## Records shown:
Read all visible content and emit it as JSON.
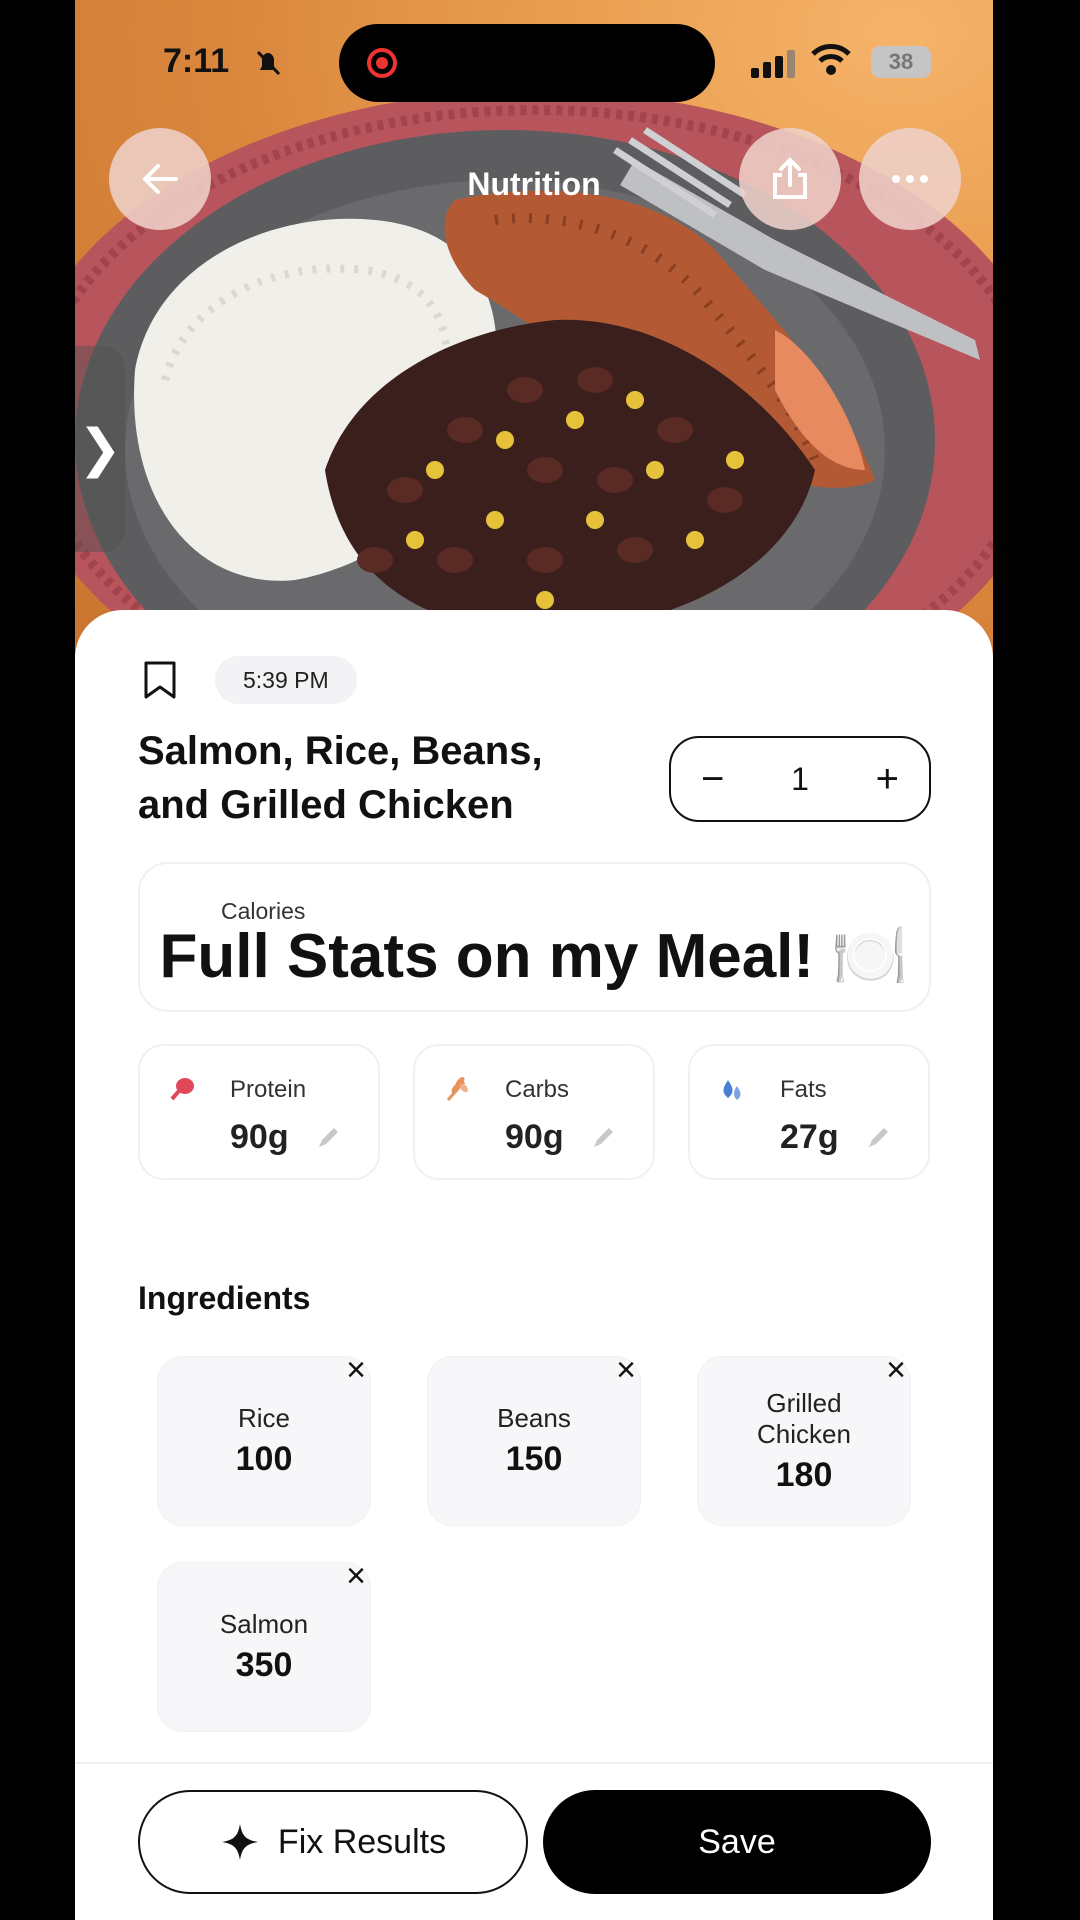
{
  "status_bar": {
    "time": "7:11",
    "battery": "38"
  },
  "header": {
    "title": "Nutrition"
  },
  "meal": {
    "time": "5:39 PM",
    "title": "Salmon, Rice, Beans, and Grilled Chicken",
    "servings": "1",
    "calories_label": "Calories"
  },
  "caption": "Full Stats on my Meal! 🍽️",
  "macros": [
    {
      "label": "Protein",
      "value": "90g",
      "icon": "drumstick-icon",
      "color": "#e0485a"
    },
    {
      "label": "Carbs",
      "value": "90g",
      "icon": "wheat-icon",
      "color": "#e8935a"
    },
    {
      "label": "Fats",
      "value": "27g",
      "icon": "droplets-icon",
      "color": "#4a7fd6"
    }
  ],
  "ingredients_heading": "Ingredients",
  "ingredients": [
    {
      "name": "Rice",
      "value": "100"
    },
    {
      "name": "Beans",
      "value": "150"
    },
    {
      "name": "Grilled Chicken",
      "value": "180"
    },
    {
      "name": "Salmon",
      "value": "350"
    }
  ],
  "actions": {
    "fix": "Fix Results",
    "save": "Save"
  }
}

## Required action:
Please set down the whole listing above exactly and skip every picture.

## Written solution:
Read all visible content and emit it as JSON.
{
  "status_bar": {
    "time": "7:11",
    "battery": "38"
  },
  "header": {
    "title": "Nutrition"
  },
  "meal": {
    "time": "5:39 PM",
    "title": "Salmon, Rice, Beans, and Grilled Chicken",
    "servings": "1",
    "calories_label": "Calories"
  },
  "caption": "Full Stats on my Meal! 🍽️",
  "macros": [
    {
      "label": "Protein",
      "value": "90g",
      "icon": "drumstick-icon",
      "color": "#e0485a"
    },
    {
      "label": "Carbs",
      "value": "90g",
      "icon": "wheat-icon",
      "color": "#e8935a"
    },
    {
      "label": "Fats",
      "value": "27g",
      "icon": "droplets-icon",
      "color": "#4a7fd6"
    }
  ],
  "ingredients_heading": "Ingredients",
  "ingredients": [
    {
      "name": "Rice",
      "value": "100"
    },
    {
      "name": "Beans",
      "value": "150"
    },
    {
      "name": "Grilled Chicken",
      "value": "180"
    },
    {
      "name": "Salmon",
      "value": "350"
    }
  ],
  "actions": {
    "fix": "Fix Results",
    "save": "Save"
  }
}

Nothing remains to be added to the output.